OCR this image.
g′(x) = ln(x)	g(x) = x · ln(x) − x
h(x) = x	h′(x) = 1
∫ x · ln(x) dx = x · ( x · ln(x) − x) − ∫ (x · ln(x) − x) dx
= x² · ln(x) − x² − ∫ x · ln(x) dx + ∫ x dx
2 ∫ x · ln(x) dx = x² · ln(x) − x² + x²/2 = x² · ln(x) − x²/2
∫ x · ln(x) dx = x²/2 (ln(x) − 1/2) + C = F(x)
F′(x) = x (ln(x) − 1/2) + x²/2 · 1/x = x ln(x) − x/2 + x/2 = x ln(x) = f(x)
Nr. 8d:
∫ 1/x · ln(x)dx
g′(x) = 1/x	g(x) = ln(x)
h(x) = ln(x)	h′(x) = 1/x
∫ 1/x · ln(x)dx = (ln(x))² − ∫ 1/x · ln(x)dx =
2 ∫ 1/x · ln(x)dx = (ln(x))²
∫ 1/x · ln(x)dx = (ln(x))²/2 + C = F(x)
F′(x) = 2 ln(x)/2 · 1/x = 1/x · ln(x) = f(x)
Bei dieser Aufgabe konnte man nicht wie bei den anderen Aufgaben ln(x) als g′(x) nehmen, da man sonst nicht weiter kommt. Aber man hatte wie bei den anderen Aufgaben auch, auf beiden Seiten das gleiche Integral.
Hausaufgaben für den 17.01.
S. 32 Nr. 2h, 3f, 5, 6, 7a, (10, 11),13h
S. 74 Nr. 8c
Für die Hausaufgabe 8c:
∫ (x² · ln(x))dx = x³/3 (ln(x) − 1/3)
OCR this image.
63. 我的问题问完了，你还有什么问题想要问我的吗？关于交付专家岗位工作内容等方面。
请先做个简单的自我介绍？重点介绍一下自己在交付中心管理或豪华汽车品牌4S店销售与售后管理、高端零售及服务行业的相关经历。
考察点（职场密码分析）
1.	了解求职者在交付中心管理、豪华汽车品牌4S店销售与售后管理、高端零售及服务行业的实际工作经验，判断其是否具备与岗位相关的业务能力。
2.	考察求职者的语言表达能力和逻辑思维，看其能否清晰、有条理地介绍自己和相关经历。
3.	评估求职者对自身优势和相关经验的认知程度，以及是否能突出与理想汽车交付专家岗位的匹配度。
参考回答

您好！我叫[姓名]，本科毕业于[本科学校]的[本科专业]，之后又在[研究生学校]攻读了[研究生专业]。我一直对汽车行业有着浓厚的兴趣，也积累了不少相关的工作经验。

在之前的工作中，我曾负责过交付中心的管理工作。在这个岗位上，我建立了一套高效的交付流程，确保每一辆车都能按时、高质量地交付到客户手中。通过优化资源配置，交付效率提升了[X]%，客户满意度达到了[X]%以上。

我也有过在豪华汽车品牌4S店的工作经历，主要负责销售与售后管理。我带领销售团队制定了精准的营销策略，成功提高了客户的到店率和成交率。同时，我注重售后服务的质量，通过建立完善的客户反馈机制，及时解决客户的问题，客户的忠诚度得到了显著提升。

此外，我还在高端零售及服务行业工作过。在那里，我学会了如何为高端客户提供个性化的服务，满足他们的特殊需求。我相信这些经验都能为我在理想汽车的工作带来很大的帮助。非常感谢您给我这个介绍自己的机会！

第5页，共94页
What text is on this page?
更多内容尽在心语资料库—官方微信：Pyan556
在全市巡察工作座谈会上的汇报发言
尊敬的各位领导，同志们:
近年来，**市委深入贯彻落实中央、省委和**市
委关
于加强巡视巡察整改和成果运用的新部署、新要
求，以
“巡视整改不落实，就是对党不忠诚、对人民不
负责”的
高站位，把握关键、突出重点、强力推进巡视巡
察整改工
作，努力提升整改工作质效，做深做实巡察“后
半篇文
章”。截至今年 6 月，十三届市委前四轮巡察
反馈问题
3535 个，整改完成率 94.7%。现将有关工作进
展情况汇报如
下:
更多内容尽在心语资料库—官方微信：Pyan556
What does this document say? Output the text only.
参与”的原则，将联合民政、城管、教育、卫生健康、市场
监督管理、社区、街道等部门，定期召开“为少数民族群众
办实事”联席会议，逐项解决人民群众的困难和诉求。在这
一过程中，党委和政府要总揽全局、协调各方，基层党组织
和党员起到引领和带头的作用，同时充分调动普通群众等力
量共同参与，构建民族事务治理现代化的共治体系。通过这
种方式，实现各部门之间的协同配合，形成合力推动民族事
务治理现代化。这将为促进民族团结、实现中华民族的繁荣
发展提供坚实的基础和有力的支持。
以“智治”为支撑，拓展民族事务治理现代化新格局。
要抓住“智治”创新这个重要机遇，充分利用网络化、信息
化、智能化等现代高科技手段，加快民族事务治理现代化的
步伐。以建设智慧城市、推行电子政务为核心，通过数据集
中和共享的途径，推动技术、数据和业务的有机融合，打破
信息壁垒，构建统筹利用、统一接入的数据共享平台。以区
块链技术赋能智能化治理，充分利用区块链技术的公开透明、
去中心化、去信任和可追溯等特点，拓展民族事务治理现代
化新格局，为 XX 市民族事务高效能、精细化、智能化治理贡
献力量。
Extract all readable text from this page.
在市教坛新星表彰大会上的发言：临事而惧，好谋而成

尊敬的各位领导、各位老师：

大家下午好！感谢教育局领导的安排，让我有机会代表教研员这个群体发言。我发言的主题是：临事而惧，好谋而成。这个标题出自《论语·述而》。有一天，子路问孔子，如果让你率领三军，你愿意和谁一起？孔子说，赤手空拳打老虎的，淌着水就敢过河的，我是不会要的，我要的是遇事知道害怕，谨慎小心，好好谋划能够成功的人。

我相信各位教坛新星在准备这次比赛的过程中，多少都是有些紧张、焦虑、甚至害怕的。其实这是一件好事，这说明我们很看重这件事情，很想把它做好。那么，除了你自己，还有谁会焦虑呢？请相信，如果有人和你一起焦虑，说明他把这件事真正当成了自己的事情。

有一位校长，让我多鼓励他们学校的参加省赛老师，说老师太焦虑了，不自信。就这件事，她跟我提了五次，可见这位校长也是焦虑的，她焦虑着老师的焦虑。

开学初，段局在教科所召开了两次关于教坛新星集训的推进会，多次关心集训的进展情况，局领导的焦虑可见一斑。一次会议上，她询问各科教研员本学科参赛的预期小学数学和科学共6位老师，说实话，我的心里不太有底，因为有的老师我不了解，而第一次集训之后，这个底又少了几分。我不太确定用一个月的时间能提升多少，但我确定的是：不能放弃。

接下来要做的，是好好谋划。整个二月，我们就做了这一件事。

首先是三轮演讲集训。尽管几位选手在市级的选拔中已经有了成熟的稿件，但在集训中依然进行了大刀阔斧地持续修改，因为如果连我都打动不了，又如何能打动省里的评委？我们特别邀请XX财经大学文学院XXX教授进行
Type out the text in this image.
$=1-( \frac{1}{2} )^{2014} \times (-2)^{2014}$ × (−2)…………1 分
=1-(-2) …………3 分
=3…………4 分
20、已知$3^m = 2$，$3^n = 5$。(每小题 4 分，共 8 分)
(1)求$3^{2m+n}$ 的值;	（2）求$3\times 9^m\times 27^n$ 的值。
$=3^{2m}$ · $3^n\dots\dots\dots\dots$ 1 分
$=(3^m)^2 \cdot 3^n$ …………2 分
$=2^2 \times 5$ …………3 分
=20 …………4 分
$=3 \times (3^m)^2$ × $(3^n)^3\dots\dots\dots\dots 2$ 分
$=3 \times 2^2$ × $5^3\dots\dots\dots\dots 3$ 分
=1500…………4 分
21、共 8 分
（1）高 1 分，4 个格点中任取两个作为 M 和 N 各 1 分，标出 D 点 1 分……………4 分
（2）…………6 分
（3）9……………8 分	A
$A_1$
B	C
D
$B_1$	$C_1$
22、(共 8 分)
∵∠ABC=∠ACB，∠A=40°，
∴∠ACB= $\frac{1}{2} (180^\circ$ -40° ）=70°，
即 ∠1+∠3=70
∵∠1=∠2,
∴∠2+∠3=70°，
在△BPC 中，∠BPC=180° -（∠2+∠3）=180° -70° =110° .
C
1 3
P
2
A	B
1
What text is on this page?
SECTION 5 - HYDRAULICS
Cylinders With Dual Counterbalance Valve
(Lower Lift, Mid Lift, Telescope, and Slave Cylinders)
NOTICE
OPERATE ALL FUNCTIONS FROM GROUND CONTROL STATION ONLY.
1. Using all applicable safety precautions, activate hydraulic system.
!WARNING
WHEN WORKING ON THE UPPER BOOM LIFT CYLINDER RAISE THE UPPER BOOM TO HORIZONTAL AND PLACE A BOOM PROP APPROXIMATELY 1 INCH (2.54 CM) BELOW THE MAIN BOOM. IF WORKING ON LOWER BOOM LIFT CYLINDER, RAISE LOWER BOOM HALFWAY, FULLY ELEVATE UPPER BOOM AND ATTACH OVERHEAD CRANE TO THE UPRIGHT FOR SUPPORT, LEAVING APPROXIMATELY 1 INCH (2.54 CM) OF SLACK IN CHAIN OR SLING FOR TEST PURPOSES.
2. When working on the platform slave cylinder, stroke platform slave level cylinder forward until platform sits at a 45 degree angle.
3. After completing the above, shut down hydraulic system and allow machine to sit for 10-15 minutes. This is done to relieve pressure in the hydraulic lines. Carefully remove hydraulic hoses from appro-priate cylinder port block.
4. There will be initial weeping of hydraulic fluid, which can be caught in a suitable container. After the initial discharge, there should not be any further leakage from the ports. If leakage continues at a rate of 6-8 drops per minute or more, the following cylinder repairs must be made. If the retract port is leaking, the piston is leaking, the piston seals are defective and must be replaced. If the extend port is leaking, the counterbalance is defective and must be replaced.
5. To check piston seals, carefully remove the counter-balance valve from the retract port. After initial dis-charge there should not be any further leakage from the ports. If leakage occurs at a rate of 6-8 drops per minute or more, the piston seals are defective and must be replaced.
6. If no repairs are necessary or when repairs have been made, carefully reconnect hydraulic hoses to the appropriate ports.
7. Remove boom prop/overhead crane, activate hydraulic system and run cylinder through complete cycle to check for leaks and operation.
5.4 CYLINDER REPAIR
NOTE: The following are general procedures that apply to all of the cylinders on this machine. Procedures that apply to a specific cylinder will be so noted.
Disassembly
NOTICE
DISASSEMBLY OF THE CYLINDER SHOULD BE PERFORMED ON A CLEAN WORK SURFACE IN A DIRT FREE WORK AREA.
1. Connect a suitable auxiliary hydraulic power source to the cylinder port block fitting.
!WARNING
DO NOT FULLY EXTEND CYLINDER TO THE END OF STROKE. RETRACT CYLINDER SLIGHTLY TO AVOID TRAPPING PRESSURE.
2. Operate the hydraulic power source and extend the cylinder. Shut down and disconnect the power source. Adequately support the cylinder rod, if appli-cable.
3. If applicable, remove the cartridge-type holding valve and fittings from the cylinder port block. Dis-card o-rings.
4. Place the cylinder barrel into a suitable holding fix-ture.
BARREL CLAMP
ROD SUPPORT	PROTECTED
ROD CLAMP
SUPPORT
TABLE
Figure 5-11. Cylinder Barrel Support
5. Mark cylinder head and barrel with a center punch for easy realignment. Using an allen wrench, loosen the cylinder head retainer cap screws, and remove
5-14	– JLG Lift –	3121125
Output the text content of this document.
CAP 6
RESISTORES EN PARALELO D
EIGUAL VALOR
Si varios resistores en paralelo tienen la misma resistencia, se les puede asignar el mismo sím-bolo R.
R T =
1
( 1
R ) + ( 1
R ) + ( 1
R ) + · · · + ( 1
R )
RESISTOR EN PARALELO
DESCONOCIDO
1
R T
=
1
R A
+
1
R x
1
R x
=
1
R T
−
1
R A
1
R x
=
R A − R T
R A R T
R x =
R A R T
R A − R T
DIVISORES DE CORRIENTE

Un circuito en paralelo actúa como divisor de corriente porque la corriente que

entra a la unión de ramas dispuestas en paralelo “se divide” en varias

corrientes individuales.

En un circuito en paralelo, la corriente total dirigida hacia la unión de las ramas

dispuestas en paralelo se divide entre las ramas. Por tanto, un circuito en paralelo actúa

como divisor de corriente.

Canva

┄┄┄┄┄┄┄┄┄┄┄┄┄┄┄┄┄┄┄┄

### DESCRIPTION OF THE TASK:
Using the listing above, gather each line that holds the string "临事而惧" and copy it.

### FULL ANSWER:
在市教坛新星表彰大会上的发言：临事而惧，好谋而成
大家下午好！感谢教育局领导的安排，让我有机会代表教研员这个群体发言。我发言的主题是：临事而惧，好谋而成。这个标题出自《论语·述而》。有一天，子路问孔子，如果让你率领三军，你愿意和谁一起？孔子说，赤手空拳打老虎的，淌着水就敢过河的，我是不会要的，我要的是遇事知道害怕，谨慎小心，好好谋划能够成功的人。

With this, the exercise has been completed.